▸ What to produce:
Across the entries below, how many lines contain the string "JSON"? Give only the count.

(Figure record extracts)

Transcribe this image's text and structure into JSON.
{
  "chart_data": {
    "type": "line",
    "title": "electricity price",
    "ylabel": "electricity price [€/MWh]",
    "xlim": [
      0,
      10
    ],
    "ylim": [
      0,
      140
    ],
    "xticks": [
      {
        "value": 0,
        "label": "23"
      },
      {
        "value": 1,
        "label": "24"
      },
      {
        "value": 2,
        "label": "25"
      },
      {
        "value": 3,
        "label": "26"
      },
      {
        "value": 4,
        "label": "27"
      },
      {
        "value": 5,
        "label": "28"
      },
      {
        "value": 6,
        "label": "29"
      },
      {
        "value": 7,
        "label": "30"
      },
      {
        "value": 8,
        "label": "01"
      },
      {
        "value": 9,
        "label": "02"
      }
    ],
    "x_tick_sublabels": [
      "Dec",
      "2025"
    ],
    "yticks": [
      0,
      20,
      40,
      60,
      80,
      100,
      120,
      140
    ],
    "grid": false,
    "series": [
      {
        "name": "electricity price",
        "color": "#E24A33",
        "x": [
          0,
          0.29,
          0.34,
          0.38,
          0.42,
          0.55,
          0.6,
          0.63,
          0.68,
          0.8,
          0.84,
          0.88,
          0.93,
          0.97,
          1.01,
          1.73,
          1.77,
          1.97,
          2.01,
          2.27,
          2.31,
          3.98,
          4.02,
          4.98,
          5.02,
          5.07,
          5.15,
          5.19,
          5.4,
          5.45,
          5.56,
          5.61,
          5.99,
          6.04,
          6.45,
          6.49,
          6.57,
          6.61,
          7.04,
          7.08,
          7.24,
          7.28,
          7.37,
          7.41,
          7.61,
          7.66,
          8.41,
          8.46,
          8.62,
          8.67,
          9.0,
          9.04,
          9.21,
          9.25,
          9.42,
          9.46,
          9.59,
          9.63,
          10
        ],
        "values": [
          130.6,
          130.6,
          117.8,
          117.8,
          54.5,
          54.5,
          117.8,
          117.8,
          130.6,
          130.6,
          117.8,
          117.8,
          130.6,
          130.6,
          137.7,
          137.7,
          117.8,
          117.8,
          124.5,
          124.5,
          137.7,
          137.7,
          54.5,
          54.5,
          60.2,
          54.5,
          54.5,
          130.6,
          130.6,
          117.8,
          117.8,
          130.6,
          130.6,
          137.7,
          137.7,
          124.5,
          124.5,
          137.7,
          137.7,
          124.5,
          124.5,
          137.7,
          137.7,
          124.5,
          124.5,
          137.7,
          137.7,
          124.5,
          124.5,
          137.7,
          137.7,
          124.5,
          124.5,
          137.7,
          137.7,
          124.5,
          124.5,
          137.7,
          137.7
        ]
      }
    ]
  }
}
...
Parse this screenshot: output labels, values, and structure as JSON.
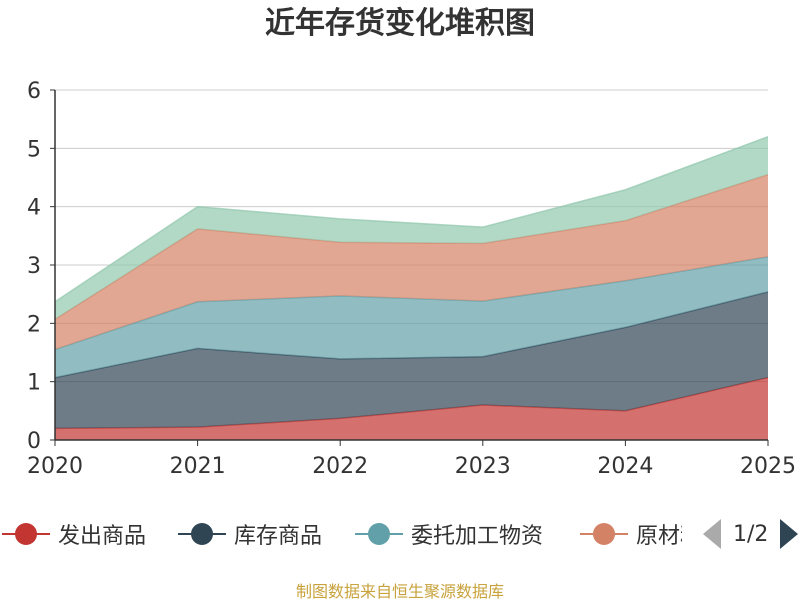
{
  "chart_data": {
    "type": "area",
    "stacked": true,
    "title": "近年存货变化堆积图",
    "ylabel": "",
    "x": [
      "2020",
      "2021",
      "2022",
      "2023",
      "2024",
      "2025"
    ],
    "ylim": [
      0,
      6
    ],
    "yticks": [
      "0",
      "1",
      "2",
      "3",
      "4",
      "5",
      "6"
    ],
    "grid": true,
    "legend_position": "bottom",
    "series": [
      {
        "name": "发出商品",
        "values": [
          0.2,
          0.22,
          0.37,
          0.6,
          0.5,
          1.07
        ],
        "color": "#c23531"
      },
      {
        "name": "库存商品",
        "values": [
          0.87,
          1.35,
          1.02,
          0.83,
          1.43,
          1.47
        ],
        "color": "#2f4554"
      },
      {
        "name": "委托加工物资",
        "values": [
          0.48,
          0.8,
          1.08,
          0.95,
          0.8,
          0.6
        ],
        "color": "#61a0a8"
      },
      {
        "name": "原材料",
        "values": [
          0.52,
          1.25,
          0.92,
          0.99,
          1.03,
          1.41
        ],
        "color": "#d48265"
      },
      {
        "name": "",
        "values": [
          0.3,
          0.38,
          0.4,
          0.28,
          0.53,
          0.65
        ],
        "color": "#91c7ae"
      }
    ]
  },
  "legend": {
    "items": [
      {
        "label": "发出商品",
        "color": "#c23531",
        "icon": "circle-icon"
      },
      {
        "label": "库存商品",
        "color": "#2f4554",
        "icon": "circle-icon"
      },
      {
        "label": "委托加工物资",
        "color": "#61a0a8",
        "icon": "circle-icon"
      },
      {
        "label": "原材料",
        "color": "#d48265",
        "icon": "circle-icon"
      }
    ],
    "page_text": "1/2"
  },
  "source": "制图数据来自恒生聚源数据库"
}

▸ Answer in full:
2